Start
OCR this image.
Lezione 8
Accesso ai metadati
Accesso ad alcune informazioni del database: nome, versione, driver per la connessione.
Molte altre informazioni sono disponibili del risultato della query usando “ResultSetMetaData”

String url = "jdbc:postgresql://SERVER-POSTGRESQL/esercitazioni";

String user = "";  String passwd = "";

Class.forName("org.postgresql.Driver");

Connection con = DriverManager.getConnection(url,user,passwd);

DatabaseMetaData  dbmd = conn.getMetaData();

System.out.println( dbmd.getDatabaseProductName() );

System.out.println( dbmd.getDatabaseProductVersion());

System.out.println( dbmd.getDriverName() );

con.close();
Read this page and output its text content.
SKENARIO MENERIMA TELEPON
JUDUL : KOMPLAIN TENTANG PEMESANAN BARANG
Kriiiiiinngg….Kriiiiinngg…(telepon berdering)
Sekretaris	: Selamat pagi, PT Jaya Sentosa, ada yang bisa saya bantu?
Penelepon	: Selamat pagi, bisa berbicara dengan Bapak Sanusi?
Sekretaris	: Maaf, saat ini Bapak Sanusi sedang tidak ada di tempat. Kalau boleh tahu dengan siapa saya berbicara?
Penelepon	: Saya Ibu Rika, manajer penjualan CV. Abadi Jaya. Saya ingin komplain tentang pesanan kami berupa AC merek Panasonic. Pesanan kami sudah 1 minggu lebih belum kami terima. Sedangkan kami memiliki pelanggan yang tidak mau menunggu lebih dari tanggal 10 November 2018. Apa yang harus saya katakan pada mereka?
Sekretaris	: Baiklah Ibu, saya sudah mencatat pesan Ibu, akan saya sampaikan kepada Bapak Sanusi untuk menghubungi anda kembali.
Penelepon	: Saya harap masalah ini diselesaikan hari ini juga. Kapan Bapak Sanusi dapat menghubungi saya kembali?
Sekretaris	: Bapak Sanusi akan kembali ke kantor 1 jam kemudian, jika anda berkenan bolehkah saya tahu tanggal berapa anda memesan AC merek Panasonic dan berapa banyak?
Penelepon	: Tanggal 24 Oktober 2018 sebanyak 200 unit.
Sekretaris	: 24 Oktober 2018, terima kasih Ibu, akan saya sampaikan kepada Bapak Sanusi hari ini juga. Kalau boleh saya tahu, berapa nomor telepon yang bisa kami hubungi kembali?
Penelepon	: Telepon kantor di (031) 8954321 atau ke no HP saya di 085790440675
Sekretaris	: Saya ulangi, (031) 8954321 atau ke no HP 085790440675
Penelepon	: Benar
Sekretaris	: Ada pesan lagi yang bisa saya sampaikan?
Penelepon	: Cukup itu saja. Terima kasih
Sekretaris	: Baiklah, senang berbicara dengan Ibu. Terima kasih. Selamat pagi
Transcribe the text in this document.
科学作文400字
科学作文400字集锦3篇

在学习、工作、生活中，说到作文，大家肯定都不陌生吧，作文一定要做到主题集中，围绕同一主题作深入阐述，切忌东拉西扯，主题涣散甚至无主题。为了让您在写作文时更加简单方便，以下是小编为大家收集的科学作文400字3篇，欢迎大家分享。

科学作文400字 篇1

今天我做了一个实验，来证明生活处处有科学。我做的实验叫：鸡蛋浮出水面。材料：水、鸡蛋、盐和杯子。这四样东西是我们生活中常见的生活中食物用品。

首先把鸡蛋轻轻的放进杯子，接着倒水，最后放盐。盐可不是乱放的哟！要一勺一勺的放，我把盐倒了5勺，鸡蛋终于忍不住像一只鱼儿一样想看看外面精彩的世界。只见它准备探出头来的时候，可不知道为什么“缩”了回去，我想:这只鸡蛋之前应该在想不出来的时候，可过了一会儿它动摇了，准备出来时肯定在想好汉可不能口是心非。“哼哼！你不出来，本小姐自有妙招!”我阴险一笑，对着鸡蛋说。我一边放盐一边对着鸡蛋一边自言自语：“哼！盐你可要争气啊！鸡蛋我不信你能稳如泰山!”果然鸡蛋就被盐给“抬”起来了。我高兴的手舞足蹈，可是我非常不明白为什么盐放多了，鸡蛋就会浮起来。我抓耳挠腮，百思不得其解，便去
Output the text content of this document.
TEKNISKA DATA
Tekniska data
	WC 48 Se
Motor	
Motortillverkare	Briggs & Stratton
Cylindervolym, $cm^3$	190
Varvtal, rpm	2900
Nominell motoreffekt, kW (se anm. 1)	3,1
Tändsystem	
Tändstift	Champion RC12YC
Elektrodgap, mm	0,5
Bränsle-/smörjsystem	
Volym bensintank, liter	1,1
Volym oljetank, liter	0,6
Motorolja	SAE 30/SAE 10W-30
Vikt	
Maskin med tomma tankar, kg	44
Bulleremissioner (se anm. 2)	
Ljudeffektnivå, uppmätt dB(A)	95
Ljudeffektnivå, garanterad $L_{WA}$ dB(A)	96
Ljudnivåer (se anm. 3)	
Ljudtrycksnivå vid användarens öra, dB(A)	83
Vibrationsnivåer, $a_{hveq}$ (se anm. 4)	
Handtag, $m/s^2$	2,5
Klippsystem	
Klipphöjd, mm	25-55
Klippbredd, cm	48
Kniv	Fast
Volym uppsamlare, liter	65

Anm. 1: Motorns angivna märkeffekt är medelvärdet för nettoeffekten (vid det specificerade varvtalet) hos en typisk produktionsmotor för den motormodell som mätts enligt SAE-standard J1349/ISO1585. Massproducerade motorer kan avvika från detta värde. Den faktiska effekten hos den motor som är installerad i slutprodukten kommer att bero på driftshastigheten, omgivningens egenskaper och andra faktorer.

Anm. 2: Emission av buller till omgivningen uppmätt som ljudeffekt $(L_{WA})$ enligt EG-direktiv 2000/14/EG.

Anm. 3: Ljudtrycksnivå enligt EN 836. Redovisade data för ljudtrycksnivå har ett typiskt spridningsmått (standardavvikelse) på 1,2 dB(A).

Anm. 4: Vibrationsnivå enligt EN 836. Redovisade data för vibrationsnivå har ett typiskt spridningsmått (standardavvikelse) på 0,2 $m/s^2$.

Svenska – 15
End
#### YOUR OBJECTIVE:
Pull out all lines from the entries above in which the word "Sekretaris" appears.

#### FINISHED EXERCISE:
Sekretaris	: Selamat pagi, PT Jaya Sentosa, ada yang bisa saya bantu?
Sekretaris	: Maaf, saat ini Bapak Sanusi sedang tidak ada di tempat. Kalau boleh tahu dengan siapa saya berbicara?
Sekretaris	: Baiklah Ibu, saya sudah mencatat pesan Ibu, akan saya sampaikan kepada Bapak Sanusi untuk menghubungi anda kembali.
Sekretaris	: Bapak Sanusi akan kembali ke kantor 1 jam kemudian, jika anda berkenan bolehkah saya tahu tanggal berapa anda memesan AC merek Panasonic dan berapa banyak?
Sekretaris	: 24 Oktober 2018, terima kasih Ibu, akan saya sampaikan kepada Bapak Sanusi hari ini juga. Kalau boleh saya tahu, berapa nomor telepon yang bisa kami hubungi kembali?
Sekretaris	: Saya ulangi, (031) 8954321 atau ke no HP 085790440675
Sekretaris	: Ada pesan lagi yang bisa saya sampaikan?
Sekretaris	: Baiklah, senang berbicara dengan Ibu. Terima kasih. Selamat pagi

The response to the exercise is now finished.